-- Start --

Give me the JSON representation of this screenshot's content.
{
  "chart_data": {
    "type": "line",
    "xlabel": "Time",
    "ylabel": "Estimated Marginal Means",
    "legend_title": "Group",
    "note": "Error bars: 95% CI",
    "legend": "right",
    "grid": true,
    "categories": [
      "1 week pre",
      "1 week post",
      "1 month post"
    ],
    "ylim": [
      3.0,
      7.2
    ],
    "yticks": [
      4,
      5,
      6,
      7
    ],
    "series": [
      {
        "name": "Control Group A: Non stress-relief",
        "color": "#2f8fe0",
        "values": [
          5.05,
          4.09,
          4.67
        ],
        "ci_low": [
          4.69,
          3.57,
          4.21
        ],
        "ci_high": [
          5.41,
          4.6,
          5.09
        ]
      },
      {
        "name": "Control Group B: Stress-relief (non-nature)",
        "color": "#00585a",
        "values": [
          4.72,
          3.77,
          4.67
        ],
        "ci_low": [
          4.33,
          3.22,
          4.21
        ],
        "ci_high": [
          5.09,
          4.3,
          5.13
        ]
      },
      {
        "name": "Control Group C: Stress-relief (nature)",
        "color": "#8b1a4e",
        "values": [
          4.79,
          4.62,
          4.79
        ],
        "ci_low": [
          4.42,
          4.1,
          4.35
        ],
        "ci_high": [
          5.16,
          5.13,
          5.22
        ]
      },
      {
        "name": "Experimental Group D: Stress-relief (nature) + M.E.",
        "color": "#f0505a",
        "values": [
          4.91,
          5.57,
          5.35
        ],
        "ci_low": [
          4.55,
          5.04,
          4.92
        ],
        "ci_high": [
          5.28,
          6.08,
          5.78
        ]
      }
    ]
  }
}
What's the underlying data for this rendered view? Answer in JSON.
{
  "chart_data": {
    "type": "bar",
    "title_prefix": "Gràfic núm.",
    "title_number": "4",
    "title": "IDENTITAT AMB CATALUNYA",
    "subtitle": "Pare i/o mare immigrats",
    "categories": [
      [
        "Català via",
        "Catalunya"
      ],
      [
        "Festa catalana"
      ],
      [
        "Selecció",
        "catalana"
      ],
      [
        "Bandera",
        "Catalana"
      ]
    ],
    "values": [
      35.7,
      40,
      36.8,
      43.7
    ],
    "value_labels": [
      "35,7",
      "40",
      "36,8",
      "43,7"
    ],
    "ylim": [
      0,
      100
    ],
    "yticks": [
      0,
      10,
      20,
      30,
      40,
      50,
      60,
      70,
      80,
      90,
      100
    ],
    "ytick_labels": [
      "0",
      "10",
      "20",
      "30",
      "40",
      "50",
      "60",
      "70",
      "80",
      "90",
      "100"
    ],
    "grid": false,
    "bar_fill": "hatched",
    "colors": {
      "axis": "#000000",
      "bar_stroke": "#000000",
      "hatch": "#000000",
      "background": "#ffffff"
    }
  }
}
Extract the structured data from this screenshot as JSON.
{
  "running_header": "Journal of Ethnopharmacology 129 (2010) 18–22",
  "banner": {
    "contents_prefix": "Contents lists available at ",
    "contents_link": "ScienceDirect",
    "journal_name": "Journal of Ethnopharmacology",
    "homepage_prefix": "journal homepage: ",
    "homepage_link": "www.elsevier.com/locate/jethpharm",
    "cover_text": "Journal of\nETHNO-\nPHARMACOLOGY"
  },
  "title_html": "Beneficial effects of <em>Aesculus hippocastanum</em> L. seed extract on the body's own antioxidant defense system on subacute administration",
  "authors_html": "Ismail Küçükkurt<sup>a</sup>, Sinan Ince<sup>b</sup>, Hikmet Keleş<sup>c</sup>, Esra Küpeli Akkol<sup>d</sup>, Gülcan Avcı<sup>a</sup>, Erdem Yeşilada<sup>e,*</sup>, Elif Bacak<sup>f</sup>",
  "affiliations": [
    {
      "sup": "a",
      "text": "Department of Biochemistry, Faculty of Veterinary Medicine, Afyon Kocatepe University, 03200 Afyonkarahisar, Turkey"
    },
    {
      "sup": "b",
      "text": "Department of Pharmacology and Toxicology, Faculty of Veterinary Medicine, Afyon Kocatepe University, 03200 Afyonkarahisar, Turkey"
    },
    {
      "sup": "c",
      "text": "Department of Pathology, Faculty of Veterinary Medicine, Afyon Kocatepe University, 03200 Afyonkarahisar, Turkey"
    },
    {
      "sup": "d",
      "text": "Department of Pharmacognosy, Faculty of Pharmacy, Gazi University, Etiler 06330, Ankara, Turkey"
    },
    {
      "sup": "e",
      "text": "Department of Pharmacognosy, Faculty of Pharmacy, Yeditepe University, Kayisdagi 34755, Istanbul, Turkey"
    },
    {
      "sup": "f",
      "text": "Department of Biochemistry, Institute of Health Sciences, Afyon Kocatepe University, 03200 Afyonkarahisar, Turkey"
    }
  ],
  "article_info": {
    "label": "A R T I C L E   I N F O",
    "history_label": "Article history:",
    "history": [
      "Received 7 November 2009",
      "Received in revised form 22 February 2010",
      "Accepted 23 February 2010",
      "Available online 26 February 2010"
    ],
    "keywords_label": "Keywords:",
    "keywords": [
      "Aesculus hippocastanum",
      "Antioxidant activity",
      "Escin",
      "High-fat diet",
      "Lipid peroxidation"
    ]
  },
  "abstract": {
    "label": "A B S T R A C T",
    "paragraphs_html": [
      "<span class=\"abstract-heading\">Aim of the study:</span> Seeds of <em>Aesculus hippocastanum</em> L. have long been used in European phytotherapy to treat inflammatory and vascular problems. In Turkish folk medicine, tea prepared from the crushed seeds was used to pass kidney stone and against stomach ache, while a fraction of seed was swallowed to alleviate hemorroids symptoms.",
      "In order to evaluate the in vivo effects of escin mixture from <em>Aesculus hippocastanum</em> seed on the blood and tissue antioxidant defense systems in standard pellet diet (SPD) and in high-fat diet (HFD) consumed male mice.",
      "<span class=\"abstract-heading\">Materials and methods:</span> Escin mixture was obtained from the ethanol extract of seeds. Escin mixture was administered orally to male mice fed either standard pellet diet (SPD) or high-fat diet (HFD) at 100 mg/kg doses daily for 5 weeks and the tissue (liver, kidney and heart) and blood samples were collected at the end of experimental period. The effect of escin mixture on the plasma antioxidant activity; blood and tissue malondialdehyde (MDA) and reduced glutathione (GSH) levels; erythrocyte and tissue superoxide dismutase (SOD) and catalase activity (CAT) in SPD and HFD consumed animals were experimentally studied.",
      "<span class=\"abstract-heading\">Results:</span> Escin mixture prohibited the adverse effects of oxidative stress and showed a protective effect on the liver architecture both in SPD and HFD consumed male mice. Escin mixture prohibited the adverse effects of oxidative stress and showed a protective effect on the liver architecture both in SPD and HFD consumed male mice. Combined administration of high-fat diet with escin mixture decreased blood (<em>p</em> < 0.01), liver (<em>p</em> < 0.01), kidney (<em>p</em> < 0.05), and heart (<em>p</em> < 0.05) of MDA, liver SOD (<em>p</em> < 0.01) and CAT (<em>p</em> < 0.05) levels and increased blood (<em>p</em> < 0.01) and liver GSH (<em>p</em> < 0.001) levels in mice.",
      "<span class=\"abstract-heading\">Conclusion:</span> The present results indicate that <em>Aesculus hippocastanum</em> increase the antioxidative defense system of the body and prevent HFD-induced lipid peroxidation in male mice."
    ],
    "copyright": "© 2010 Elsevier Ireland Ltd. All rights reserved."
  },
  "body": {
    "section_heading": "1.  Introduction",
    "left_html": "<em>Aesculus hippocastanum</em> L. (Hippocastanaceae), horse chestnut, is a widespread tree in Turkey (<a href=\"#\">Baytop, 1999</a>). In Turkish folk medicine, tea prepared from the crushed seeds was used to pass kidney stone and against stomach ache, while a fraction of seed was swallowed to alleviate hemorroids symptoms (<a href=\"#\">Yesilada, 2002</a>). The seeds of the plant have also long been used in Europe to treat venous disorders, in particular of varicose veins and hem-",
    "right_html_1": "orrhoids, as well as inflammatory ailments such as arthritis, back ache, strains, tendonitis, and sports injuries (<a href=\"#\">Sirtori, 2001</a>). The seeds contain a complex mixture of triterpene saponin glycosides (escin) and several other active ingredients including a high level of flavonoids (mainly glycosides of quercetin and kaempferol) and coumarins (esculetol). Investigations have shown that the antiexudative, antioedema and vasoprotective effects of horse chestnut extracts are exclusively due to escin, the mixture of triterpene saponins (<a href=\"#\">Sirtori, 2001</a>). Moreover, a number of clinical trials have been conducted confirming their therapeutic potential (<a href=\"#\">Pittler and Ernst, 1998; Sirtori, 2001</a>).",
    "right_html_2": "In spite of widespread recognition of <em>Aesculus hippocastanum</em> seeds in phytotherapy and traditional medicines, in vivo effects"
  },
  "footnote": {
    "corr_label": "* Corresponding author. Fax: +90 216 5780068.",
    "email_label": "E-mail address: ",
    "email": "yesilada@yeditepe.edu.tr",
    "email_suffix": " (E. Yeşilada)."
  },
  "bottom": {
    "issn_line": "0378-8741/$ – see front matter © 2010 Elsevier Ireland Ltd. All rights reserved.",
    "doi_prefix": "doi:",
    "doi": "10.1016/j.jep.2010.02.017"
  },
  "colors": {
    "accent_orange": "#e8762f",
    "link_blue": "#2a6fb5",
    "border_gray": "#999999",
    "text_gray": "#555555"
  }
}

-- End --

__Work instructions__. Your task is to pick out every line with the string "reserved" and copy it.

__Exercise answer__.
    "copyright": "© 2010 Elsevier Ireland Ltd. All rights reserved."
    "issn_line": "0378-8741/$ – see front matter © 2010 Elsevier Ireland Ltd. All rights reserved.",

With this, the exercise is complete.